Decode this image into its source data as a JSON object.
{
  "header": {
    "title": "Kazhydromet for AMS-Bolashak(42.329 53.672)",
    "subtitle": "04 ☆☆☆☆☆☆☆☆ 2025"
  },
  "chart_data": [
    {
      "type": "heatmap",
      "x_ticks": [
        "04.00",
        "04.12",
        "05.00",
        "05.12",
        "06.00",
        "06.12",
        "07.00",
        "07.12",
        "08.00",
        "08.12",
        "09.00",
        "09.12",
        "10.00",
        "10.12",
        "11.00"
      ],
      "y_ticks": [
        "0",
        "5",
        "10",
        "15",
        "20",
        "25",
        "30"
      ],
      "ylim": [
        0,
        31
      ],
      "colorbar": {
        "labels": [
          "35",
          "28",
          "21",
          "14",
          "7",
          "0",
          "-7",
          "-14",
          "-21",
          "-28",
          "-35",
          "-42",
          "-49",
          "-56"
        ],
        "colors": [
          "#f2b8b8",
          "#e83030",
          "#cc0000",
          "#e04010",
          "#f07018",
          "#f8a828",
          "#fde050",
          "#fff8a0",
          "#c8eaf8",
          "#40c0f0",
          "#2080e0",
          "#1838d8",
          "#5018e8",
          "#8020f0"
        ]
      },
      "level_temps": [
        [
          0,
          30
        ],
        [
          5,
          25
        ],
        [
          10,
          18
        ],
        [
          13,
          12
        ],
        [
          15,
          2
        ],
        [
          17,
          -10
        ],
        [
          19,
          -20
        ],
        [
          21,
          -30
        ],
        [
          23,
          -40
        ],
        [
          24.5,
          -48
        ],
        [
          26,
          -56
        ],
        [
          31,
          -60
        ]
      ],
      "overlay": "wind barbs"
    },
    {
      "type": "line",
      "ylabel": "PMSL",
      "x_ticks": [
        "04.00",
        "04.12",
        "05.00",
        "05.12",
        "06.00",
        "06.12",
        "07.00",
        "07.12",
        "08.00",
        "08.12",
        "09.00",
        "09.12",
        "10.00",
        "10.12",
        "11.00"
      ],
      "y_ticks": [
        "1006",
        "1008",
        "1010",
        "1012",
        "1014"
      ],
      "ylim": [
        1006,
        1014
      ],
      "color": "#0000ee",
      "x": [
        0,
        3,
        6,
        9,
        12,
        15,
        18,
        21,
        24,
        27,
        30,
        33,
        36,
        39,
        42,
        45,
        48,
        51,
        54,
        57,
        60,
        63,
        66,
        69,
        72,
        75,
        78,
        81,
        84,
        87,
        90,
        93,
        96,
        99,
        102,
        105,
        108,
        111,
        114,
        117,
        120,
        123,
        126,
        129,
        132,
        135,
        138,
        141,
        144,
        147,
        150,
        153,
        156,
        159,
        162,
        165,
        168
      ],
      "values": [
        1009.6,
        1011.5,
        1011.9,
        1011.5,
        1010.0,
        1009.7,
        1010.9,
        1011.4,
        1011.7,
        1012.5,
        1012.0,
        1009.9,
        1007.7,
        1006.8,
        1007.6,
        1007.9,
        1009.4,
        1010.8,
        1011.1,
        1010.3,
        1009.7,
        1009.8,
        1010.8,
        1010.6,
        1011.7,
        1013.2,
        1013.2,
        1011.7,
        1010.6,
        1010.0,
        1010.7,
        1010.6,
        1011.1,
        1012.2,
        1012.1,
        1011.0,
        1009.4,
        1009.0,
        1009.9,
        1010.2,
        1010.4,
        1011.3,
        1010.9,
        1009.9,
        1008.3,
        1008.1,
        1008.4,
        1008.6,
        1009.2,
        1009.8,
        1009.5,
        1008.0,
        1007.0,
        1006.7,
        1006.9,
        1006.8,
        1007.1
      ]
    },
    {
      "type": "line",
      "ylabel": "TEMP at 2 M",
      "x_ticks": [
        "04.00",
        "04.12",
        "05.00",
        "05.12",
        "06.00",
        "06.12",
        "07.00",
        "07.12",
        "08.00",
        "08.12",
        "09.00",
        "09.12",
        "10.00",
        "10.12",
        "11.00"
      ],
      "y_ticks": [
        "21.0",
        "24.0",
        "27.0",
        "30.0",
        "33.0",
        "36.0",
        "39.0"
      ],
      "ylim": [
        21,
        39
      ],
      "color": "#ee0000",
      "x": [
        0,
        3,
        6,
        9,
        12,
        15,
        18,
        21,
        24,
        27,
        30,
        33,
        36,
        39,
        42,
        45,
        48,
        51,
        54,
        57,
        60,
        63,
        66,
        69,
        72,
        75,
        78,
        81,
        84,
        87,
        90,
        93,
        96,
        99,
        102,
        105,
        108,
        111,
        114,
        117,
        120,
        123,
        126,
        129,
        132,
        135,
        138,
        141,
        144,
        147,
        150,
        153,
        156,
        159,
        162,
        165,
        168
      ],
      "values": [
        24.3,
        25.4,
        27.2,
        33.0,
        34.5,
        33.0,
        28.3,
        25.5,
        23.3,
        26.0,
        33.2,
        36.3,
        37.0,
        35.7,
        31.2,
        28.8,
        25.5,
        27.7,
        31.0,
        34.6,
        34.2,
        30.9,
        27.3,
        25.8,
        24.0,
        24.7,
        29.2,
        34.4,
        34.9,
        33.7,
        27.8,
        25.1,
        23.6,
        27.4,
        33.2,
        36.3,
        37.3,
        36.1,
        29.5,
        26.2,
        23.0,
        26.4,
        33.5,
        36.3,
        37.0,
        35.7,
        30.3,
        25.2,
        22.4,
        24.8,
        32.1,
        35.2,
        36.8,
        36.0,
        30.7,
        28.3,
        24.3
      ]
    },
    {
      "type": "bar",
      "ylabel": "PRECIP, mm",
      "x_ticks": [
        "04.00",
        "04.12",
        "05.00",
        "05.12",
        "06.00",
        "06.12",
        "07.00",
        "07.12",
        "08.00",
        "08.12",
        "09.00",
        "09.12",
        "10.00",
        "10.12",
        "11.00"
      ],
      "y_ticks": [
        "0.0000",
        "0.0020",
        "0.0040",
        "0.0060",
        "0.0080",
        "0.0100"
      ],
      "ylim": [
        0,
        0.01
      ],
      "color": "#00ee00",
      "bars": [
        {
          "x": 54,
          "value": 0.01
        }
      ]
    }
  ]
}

+-------+

## AIM OF THE EXERCISE
Reply with only the number of lines in the entries that contain the word "ylabel".

## COMPLETED TASK
3